— What you will do —
In the lines below, look for "antes". Copy each line where it appears.

(Extracted data entries)
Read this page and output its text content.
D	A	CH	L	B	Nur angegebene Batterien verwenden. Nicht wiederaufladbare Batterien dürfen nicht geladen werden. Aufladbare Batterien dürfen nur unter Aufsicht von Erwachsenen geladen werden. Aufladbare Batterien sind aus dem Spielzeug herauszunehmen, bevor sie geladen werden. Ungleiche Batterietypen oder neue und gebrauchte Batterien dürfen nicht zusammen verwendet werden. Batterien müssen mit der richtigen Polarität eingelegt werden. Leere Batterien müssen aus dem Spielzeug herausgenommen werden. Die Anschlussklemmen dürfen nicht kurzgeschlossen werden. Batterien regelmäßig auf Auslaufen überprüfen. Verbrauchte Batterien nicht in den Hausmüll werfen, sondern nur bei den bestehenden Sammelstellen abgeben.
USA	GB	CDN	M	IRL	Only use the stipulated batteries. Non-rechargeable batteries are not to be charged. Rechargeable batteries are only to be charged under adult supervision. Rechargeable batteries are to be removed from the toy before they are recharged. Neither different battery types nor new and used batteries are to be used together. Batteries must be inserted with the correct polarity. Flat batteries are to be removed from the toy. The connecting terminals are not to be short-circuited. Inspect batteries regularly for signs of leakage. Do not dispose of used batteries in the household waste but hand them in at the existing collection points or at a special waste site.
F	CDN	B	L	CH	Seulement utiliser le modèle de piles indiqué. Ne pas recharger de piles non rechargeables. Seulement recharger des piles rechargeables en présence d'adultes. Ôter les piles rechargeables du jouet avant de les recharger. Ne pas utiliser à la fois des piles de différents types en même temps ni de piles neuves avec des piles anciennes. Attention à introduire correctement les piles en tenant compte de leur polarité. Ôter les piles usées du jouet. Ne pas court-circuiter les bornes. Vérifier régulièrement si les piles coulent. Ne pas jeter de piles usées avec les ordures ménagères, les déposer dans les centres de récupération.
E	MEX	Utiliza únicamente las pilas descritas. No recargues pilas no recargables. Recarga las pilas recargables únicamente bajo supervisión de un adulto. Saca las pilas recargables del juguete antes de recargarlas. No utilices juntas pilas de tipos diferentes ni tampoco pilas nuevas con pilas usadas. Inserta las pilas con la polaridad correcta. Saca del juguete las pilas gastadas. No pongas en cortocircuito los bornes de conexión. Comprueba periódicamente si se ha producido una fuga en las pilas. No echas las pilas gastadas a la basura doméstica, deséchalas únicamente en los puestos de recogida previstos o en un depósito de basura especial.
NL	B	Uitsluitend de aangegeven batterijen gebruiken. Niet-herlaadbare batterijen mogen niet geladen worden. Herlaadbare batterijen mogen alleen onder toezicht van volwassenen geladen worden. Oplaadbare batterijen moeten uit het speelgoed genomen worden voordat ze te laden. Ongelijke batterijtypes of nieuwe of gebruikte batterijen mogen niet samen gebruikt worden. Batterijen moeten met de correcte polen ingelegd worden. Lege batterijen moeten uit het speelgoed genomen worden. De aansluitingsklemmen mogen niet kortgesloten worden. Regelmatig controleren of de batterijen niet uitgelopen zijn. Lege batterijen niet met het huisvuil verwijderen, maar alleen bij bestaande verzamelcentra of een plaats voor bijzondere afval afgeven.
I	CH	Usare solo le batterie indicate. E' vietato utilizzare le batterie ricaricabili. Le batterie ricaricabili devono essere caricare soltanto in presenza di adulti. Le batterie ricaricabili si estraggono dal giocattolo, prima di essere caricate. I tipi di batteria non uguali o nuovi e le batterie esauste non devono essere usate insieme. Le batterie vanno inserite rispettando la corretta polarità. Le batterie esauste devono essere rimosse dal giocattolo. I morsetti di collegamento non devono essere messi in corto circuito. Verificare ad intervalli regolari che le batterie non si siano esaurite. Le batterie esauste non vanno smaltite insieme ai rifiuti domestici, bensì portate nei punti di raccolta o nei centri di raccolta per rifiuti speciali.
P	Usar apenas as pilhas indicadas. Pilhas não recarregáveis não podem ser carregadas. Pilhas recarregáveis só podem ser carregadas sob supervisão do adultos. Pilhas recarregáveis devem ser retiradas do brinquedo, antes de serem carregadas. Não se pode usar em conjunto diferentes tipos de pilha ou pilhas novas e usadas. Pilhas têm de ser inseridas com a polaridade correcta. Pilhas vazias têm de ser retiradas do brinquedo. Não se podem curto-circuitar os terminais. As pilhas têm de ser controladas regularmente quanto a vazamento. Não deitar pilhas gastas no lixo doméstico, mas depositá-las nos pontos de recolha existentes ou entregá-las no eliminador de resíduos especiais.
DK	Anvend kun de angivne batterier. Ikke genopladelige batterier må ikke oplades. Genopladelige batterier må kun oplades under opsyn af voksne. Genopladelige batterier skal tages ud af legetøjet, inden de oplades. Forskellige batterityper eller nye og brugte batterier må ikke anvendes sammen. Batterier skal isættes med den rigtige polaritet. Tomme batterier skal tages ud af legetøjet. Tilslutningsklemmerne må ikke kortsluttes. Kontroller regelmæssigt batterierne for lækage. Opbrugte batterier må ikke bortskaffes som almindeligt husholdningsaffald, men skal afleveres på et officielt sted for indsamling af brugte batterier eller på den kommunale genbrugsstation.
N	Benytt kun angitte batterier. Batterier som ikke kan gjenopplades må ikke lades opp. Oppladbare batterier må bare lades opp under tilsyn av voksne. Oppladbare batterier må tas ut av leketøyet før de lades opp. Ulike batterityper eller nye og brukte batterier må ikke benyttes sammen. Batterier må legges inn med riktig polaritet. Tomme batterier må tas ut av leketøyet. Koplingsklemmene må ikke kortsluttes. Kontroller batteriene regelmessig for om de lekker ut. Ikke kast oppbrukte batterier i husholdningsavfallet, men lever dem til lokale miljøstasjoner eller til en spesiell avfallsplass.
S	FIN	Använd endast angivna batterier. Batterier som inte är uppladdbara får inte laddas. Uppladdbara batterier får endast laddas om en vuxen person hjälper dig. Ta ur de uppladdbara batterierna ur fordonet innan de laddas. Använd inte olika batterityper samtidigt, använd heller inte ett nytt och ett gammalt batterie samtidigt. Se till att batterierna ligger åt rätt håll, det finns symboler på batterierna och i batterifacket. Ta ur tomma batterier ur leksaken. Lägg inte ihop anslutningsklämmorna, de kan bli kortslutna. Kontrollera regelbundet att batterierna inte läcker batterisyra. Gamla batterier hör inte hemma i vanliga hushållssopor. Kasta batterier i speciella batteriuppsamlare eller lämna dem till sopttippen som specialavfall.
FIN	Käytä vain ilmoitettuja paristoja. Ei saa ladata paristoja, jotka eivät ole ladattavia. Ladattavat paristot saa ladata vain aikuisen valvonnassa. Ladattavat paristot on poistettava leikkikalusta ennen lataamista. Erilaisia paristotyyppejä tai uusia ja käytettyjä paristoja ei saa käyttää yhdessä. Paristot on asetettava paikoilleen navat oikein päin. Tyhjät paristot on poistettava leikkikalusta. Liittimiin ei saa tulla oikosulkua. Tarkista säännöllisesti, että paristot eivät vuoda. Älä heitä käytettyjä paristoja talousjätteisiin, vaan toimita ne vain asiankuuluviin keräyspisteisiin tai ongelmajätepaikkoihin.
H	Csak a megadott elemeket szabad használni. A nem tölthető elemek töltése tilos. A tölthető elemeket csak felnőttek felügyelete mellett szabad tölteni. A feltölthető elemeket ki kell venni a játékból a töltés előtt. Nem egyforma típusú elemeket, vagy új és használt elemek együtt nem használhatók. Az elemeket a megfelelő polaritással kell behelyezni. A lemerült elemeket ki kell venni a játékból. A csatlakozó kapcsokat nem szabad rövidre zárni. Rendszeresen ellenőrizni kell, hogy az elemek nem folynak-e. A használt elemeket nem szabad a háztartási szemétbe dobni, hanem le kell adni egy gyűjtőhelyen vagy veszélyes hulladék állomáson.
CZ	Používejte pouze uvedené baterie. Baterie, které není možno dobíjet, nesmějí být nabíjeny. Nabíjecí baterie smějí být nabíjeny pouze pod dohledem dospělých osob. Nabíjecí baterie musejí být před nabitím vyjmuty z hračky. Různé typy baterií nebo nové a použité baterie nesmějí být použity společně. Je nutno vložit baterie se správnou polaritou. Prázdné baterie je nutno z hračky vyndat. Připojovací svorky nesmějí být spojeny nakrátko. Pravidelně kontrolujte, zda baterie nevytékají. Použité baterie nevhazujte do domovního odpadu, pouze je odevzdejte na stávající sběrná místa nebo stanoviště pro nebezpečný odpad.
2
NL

— Result below —
E	MEX	Utiliza únicamente las pilas descritas. No recargues pilas no recargables. Recarga las pilas recargables únicamente bajo supervisión de un adulto. Saca las pilas recargables del juguete antes de recargarlas. No utilices juntas pilas de tipos diferentes ni tampoco pilas nuevas con pilas usadas. Inserta las pilas con la polaridad correcta. Saca del juguete las pilas gastadas. No pongas en cortocircuito los bornes de conexión. Comprueba periódicamente si se ha producido una fuga en las pilas. No echas las pilas gastadas a la basura doméstica, deséchalas únicamente en los puestos de recogida previstos o en un depósito de basura especial.
P	Usar apenas as pilhas indicadas. Pilhas não recarregáveis não podem ser carregadas. Pilhas recarregáveis só podem ser carregadas sob supervisão do adultos. Pilhas recarregáveis devem ser retiradas do brinquedo, antes de serem carregadas. Não se pode usar em conjunto diferentes tipos de pilha ou pilhas novas e usadas. Pilhas têm de ser inseridas com a polaridade correcta. Pilhas vazias têm de ser retiradas do brinquedo. Não se podem curto-circuitar os terminais. As pilhas têm de ser controladas regularmente quanto a vazamento. Não deitar pilhas gastas no lixo doméstico, mas depositá-las nos pontos de recolha existentes ou entregá-las no eliminador de resíduos especiais.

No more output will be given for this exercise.